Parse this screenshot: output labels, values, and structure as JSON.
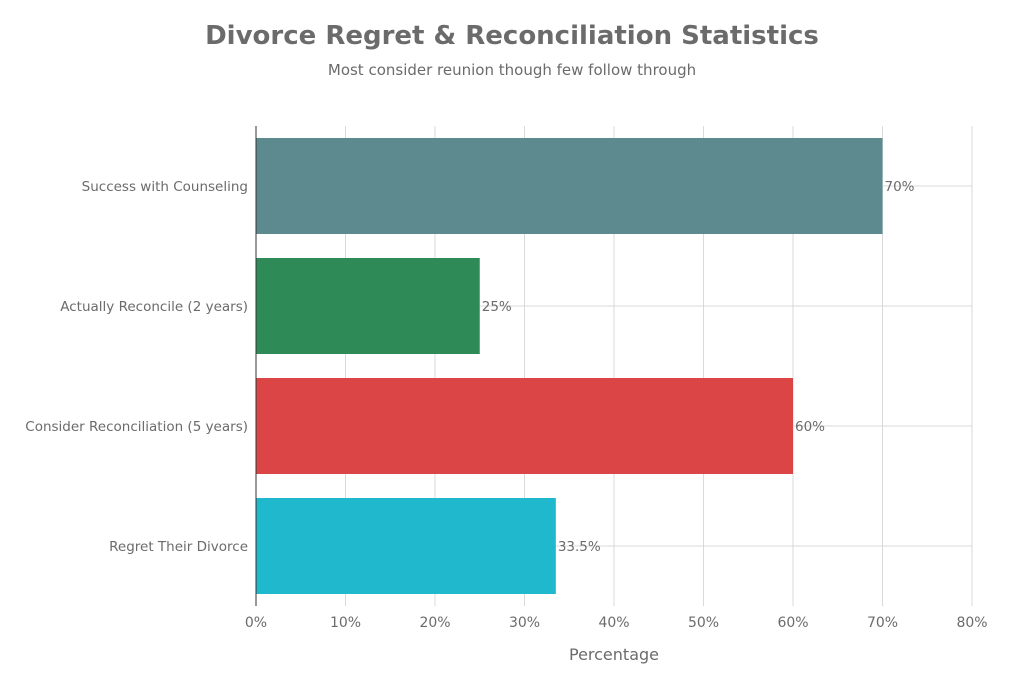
{
  "chart_data": {
    "type": "bar",
    "orientation": "horizontal",
    "title": "Divorce Regret & Reconciliation Statistics",
    "subtitle": "Most consider reunion though few follow through",
    "xlabel": "Percentage",
    "ylabel": "",
    "xlim": [
      0,
      80
    ],
    "x_ticks": [
      0,
      10,
      20,
      30,
      40,
      50,
      60,
      70,
      80
    ],
    "x_tick_labels": [
      "0%",
      "10%",
      "20%",
      "30%",
      "40%",
      "50%",
      "60%",
      "70%",
      "80%"
    ],
    "grid": true,
    "categories": [
      "Success with Counseling",
      "Actually Reconcile (2 years)",
      "Consider Reconciliation (5 years)",
      "Regret Their Divorce"
    ],
    "values": [
      70,
      25,
      60,
      33.5
    ],
    "data_labels": [
      "70%",
      "25%",
      "60%",
      "33.5%"
    ],
    "colors": [
      "#5d8a8f",
      "#2e8b57",
      "#db4545",
      "#1fb8cd"
    ]
  }
}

**What you need to do:**
List all lines where "Divorce" occurs.

**Full response:**
    "title": "Divorce Regret & Reconciliation Statistics",
      "Regret Their Divorce"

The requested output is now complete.